## Dataset listings of figures

+===+

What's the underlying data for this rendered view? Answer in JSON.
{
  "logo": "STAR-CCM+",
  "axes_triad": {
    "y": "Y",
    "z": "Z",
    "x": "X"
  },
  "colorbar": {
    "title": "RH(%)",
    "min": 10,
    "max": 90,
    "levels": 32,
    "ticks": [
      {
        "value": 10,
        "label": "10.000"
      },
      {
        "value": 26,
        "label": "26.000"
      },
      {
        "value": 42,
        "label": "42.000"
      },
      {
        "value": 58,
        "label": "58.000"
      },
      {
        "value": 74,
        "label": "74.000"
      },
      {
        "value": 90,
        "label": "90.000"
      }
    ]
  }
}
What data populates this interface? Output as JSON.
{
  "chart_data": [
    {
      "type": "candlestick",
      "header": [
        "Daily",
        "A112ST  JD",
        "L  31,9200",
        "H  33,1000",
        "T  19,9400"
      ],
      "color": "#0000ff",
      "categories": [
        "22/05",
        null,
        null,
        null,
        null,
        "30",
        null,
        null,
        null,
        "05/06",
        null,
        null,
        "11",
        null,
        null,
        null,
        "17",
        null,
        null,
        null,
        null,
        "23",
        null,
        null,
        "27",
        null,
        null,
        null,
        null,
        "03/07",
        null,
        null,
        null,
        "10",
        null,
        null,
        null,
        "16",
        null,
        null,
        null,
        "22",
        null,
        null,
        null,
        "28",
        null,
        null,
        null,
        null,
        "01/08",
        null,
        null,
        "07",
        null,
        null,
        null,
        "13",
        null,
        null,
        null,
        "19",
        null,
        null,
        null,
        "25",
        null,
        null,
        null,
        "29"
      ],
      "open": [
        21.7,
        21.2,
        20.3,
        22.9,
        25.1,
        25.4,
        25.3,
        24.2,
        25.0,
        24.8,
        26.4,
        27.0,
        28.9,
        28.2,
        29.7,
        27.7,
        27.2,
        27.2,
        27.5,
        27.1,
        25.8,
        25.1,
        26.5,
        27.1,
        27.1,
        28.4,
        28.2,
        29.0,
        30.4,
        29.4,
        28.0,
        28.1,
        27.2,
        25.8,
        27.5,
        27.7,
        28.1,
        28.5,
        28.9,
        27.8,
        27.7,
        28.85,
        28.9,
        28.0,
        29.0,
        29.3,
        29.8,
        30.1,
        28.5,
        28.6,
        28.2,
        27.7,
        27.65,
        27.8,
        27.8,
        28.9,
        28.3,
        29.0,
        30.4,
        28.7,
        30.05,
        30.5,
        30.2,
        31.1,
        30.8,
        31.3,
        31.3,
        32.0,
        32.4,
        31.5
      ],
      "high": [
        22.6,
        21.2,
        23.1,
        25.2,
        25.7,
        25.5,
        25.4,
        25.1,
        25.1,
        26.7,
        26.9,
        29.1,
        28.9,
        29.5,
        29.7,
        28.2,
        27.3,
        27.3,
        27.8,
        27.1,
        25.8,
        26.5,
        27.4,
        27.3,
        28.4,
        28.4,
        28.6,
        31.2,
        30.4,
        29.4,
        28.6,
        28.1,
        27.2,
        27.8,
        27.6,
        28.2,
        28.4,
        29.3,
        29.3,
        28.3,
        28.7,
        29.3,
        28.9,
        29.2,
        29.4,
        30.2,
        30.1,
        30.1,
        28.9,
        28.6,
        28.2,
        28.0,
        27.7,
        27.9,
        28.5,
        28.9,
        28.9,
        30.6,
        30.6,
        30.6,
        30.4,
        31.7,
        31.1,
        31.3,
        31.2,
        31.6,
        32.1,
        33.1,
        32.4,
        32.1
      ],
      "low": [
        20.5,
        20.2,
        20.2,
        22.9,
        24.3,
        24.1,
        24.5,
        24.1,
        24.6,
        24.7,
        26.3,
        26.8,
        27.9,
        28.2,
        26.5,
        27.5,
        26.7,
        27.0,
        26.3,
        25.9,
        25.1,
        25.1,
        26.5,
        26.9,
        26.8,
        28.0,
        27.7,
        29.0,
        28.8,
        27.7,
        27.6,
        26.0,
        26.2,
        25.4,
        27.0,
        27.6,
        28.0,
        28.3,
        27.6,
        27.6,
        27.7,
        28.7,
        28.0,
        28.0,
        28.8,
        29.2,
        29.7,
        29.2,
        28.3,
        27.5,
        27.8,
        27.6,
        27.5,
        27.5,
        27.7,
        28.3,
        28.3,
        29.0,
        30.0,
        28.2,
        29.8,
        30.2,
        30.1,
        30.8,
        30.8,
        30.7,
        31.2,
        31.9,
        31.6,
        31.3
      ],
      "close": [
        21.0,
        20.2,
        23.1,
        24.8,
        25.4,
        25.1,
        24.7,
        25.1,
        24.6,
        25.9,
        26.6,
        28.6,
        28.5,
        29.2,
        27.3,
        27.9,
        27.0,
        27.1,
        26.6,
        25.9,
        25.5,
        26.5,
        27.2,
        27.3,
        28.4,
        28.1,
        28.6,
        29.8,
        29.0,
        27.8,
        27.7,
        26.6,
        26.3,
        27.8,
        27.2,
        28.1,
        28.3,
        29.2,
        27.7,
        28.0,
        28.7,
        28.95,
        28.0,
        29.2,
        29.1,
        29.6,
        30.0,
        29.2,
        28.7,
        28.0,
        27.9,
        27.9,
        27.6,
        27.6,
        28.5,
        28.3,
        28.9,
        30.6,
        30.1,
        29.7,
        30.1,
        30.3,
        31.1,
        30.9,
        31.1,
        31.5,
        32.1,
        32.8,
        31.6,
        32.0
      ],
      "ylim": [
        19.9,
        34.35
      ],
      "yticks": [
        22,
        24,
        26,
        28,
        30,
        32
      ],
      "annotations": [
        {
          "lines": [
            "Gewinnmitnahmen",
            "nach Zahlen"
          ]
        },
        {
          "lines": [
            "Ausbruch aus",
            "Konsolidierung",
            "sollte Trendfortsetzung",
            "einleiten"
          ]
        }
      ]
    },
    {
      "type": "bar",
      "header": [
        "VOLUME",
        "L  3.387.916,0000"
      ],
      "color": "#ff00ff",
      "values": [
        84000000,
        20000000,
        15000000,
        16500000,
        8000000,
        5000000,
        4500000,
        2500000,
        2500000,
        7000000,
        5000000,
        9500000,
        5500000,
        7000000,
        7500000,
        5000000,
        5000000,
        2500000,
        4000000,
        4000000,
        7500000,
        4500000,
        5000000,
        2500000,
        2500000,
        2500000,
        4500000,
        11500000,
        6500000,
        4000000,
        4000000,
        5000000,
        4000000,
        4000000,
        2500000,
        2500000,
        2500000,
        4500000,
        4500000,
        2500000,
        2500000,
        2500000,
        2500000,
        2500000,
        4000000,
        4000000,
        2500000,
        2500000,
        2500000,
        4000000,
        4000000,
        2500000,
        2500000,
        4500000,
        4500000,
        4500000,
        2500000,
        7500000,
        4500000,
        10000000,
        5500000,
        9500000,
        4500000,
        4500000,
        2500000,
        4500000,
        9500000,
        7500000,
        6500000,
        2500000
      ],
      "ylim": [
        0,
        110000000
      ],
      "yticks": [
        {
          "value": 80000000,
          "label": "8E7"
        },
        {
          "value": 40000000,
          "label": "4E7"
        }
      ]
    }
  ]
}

+===+

## Prompt
Where a line holds "What", copy it out.

## Complete response
What's the underlying data for this rendered view? Answer in JSON.
What data populates this interface? Output as JSON.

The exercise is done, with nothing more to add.